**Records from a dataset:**
"""
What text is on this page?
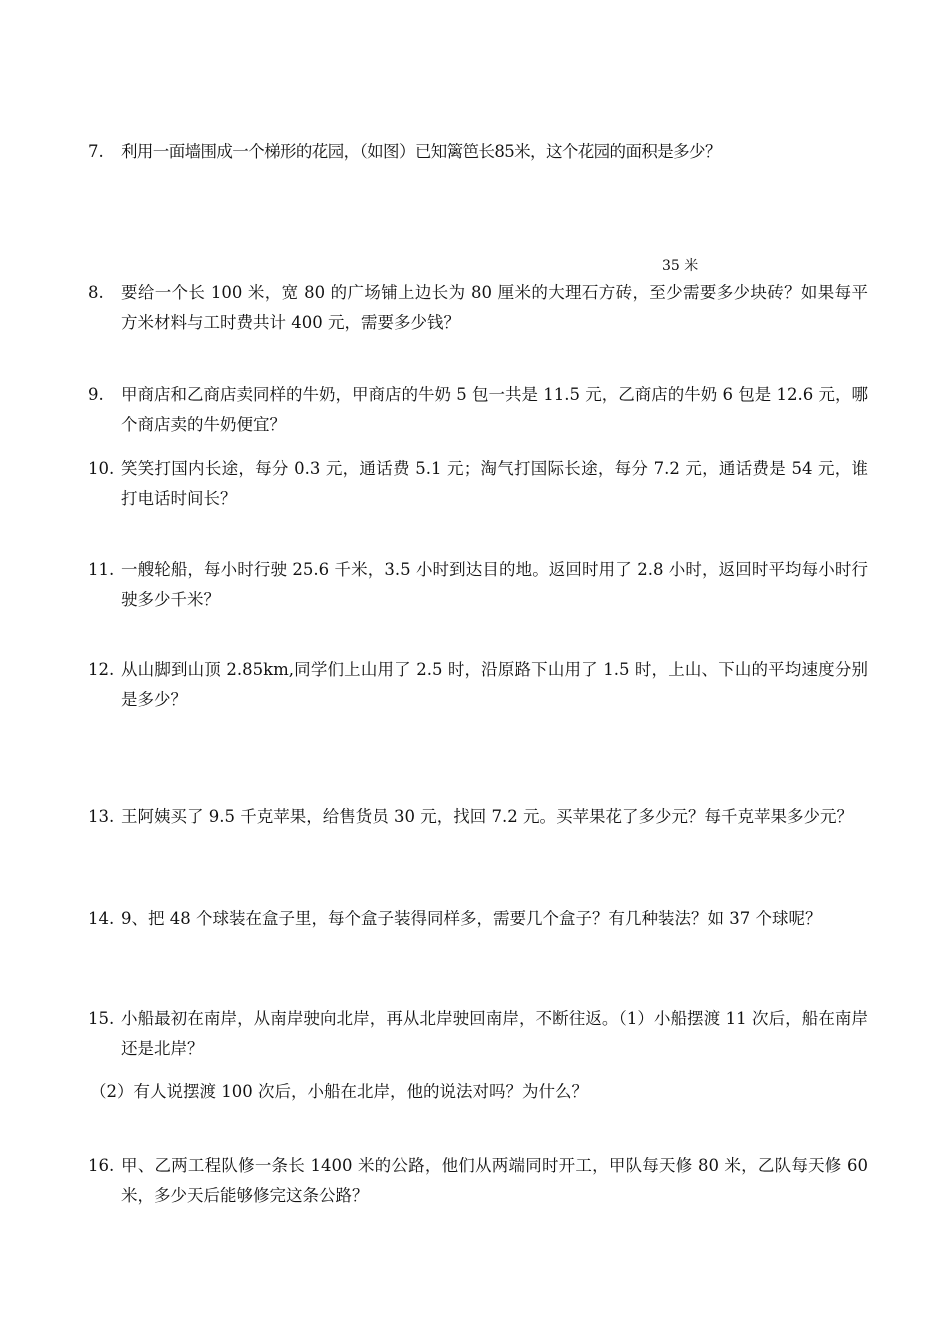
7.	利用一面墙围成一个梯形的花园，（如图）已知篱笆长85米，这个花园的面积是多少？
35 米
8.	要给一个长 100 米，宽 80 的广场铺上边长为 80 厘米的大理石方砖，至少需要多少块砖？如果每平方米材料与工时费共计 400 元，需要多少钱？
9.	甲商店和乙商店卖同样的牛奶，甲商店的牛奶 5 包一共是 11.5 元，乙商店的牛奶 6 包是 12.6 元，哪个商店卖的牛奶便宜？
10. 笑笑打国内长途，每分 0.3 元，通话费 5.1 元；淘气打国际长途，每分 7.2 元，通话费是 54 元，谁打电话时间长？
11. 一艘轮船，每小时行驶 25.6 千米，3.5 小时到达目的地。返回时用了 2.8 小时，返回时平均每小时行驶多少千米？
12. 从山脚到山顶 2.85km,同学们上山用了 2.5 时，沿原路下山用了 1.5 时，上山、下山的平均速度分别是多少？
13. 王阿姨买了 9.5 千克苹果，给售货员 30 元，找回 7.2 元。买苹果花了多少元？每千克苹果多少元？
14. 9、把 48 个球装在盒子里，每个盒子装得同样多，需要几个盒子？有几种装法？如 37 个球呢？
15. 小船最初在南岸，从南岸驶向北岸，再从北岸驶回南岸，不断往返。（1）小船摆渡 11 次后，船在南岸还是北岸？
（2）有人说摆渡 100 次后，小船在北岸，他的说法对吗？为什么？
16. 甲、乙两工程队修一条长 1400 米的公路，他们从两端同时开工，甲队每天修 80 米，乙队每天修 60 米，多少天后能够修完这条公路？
"""
"""
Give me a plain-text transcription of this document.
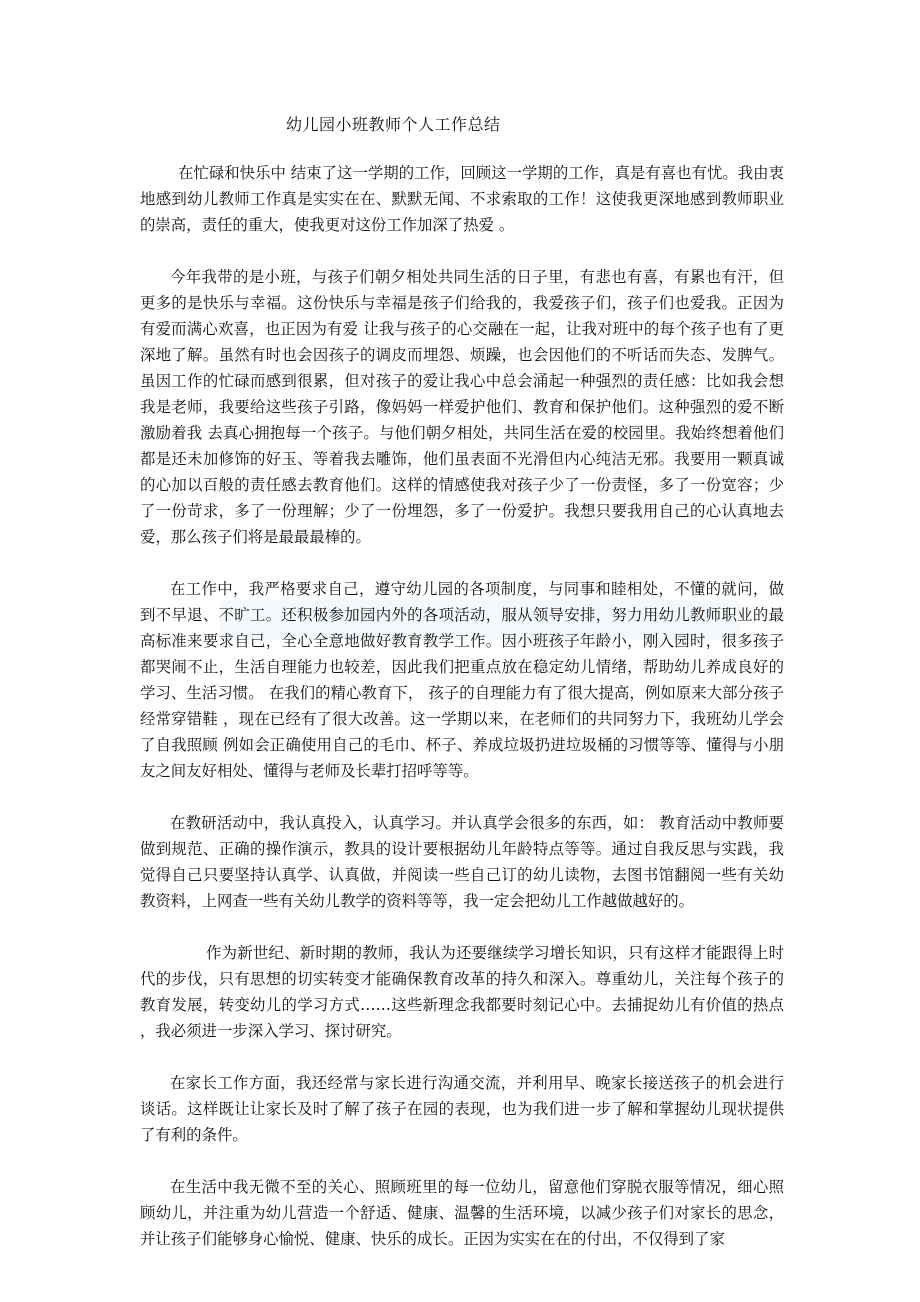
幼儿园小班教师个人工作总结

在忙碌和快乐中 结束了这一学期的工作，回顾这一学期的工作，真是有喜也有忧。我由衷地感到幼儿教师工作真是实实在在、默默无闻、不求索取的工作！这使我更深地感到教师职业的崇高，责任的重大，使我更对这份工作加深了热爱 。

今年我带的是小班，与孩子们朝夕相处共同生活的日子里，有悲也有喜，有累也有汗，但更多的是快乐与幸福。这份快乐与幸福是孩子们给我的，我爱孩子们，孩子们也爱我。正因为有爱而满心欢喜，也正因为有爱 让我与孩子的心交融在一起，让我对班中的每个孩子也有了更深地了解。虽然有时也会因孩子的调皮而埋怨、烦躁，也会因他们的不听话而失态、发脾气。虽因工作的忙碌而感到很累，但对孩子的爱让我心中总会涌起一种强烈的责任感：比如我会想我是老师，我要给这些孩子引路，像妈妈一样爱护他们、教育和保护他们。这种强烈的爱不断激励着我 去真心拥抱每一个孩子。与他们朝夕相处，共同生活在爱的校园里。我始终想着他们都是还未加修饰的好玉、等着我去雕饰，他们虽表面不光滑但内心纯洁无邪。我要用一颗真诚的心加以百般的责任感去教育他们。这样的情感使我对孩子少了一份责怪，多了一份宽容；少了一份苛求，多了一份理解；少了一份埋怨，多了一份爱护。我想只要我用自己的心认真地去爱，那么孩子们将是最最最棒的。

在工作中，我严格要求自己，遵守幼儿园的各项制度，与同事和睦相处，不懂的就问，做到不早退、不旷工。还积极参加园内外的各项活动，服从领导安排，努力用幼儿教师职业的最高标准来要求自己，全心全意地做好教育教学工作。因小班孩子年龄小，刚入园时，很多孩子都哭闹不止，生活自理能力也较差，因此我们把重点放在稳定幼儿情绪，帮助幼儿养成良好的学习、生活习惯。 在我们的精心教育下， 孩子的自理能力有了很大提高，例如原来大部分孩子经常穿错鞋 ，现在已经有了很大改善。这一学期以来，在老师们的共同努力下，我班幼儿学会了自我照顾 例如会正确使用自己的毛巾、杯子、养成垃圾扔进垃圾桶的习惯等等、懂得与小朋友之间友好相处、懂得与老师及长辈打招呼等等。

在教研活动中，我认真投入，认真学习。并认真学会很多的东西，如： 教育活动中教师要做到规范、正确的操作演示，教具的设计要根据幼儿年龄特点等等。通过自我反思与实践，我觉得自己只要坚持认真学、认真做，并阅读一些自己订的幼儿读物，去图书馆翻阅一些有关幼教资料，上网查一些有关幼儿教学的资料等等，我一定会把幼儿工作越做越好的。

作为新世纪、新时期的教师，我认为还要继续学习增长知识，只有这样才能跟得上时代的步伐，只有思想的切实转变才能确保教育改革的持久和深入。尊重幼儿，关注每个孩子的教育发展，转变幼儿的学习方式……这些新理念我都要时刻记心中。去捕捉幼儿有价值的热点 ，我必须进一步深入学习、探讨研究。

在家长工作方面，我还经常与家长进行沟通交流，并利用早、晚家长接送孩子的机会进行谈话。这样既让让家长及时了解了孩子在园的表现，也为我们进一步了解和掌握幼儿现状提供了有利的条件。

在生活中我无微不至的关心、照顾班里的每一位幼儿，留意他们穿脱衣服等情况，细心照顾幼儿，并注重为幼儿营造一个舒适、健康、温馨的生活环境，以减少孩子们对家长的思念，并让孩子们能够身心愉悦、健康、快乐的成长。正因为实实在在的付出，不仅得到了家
"""
"""
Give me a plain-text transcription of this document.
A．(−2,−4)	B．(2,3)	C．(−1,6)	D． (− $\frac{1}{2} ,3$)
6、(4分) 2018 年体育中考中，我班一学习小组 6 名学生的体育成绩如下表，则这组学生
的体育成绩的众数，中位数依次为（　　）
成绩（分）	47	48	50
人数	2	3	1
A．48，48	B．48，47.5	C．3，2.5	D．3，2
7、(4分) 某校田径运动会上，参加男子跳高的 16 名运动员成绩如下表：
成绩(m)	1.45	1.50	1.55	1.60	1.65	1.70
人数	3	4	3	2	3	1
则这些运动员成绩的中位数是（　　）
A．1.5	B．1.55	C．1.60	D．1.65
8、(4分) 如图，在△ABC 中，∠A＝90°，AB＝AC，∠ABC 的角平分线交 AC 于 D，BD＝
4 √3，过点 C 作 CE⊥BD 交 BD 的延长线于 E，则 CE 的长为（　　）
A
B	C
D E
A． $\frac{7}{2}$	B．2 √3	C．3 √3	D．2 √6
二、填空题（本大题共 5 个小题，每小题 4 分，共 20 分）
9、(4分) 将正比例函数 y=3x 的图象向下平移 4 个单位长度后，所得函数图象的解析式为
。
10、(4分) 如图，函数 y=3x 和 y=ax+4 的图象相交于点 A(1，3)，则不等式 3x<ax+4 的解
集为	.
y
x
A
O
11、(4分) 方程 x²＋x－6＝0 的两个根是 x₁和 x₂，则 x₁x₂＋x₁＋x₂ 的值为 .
"""
**Written problem:** Filter the records down to the lines that contain the string "frac", and copy those lines.

**Written reply:**
A．(−2,−4)	B．(2,3)	C．(−1,6)	D． (− $\frac{1}{2} ,3$)
A． $\frac{7}{2}$	B．2 √3	C．3 √3	D．2 √6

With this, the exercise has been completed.